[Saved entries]
......

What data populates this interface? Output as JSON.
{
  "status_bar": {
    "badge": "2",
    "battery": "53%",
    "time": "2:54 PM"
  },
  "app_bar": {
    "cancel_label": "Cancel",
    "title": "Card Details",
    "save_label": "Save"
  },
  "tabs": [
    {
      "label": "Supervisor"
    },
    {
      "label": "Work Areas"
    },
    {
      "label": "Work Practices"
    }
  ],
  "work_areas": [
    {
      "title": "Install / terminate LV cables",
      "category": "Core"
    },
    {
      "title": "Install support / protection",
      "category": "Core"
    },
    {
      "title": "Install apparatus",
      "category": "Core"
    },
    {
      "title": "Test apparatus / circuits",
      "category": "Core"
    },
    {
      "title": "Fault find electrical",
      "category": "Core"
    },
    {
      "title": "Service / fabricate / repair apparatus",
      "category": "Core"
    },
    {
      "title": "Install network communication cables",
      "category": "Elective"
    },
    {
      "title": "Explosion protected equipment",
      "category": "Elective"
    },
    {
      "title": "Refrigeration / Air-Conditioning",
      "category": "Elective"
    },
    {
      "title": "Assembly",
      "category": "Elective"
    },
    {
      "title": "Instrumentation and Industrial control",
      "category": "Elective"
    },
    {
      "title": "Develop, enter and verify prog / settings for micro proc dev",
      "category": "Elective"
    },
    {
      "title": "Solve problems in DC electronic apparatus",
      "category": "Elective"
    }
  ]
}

......

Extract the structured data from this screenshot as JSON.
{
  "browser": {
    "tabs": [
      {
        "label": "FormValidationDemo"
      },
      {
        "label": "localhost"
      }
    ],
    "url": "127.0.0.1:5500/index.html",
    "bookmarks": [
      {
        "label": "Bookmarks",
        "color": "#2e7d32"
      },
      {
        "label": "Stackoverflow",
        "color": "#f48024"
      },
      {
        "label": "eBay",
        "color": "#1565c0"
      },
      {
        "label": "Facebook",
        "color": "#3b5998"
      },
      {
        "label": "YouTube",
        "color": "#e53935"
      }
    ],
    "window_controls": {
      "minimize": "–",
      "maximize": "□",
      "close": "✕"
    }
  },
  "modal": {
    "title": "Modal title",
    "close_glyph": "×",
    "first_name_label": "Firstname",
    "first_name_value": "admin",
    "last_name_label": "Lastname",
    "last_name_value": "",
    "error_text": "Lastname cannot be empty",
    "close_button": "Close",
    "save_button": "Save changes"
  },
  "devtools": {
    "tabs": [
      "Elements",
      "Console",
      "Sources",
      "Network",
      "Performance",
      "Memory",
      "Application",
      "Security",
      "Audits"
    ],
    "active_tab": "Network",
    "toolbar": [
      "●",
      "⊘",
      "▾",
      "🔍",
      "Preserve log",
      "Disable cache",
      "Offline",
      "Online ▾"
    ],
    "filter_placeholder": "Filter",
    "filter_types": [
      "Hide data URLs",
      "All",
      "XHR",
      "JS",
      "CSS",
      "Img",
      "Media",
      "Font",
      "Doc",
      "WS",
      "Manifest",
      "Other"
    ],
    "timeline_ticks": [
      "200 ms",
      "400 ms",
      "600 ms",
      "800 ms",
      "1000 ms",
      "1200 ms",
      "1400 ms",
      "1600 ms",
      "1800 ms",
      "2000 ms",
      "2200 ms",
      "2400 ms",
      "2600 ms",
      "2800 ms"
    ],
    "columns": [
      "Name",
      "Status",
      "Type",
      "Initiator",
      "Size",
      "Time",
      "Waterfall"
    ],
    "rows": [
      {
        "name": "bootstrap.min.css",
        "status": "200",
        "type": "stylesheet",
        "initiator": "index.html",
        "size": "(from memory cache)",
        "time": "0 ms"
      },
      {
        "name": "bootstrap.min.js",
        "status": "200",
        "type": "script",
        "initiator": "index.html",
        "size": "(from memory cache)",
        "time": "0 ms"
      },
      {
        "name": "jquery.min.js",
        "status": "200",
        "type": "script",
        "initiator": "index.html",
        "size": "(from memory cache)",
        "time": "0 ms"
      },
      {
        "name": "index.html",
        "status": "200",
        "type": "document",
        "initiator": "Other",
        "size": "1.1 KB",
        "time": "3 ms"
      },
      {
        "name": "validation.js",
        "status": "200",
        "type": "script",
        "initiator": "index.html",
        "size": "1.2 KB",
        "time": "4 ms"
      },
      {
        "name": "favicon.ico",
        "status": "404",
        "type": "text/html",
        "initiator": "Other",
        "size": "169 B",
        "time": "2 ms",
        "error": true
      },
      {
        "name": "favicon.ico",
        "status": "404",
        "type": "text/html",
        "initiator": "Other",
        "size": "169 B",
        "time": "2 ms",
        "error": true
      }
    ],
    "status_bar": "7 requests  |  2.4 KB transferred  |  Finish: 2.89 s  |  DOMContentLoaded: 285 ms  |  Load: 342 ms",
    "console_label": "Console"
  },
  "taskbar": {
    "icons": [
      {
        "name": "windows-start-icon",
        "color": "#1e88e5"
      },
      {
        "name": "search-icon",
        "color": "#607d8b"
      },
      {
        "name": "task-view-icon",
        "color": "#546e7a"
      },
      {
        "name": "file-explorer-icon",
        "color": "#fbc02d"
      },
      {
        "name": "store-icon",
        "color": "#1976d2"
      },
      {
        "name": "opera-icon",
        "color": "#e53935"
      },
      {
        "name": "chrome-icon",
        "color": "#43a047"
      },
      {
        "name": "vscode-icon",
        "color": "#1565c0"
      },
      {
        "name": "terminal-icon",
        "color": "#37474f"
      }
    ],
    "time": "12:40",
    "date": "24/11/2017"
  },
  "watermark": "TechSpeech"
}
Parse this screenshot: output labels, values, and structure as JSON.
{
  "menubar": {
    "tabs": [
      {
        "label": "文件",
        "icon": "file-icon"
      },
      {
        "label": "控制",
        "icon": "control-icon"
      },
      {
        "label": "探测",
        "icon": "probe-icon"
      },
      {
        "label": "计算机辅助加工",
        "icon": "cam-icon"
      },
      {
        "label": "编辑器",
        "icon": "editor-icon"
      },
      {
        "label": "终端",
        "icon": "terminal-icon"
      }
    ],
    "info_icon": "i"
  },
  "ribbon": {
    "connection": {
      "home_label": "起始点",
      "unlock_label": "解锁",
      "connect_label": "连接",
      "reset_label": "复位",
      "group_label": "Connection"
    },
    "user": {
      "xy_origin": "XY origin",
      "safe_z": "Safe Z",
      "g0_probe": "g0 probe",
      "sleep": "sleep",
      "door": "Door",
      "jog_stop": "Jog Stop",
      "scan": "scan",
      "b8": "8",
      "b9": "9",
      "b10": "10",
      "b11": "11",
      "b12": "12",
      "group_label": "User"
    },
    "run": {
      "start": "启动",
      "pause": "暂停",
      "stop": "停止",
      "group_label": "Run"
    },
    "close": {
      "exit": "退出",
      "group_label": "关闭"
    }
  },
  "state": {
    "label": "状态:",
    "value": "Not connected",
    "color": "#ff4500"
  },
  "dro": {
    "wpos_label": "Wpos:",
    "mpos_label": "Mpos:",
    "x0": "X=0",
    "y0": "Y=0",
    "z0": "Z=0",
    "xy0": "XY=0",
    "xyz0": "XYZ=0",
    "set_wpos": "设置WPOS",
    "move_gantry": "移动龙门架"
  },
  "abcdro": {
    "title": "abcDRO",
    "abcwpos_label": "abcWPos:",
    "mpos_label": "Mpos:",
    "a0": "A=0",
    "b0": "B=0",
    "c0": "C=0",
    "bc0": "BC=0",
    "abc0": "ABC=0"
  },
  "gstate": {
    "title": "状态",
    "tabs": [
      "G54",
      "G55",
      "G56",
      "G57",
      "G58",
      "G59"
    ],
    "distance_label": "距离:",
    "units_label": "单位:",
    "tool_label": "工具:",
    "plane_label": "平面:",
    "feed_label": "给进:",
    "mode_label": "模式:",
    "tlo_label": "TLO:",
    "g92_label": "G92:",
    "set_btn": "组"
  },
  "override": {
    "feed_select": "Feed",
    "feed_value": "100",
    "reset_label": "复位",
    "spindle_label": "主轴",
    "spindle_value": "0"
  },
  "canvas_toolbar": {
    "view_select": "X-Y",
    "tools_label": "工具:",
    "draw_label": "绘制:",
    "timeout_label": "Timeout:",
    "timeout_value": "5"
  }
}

......

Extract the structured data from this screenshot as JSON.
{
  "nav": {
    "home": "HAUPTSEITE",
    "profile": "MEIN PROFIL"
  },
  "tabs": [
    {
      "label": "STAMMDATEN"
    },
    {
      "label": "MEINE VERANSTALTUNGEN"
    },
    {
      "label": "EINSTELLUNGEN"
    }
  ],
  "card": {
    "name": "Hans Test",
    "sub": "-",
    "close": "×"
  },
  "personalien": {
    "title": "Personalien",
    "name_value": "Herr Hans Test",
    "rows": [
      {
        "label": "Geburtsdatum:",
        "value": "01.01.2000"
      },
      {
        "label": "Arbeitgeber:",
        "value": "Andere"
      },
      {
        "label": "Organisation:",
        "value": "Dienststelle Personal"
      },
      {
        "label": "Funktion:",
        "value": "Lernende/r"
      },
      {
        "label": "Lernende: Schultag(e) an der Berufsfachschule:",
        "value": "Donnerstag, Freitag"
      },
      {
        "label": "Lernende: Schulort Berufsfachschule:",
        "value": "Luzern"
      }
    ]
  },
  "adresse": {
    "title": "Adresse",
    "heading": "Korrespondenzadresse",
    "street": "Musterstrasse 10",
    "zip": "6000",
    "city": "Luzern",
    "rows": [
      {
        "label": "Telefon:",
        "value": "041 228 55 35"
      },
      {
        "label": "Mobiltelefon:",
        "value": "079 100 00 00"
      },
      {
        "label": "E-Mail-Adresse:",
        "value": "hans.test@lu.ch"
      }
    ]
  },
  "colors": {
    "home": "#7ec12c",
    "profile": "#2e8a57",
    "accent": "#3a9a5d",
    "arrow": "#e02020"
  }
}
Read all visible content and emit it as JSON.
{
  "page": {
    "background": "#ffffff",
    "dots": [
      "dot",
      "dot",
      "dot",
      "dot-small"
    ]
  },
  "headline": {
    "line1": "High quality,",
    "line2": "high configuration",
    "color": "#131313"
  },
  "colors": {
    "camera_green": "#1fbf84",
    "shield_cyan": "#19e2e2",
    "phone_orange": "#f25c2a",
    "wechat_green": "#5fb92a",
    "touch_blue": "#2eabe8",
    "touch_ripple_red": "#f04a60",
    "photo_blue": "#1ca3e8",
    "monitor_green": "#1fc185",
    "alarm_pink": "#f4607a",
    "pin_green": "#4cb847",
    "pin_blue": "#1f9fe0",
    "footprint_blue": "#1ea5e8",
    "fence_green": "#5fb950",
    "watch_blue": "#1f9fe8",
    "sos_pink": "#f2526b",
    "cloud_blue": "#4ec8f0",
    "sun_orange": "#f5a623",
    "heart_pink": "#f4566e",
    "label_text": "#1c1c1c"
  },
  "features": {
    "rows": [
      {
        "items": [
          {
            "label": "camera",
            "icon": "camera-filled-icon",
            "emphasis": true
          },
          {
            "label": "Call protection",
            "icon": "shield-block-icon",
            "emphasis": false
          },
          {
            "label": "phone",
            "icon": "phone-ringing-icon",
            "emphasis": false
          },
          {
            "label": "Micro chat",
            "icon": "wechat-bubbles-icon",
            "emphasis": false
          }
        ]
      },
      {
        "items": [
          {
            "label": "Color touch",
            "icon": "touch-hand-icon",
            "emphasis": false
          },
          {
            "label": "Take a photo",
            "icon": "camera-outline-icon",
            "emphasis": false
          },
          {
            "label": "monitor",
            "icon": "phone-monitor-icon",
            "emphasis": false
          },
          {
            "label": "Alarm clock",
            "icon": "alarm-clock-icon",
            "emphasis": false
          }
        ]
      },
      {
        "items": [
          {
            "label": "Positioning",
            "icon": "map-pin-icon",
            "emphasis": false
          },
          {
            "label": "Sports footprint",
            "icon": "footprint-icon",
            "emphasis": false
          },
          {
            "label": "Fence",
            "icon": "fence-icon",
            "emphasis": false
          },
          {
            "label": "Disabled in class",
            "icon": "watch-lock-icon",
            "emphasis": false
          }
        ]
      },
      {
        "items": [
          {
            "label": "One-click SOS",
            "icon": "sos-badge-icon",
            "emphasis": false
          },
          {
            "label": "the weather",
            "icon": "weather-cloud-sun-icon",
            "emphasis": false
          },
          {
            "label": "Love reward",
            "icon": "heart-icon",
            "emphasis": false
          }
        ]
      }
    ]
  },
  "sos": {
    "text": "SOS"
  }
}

......

Problem to solve » Copy each line from the records above that includes the string "Lastname".

Solution »
    "last_name_label": "Lastname",
    "error_text": "Lastname cannot be empty",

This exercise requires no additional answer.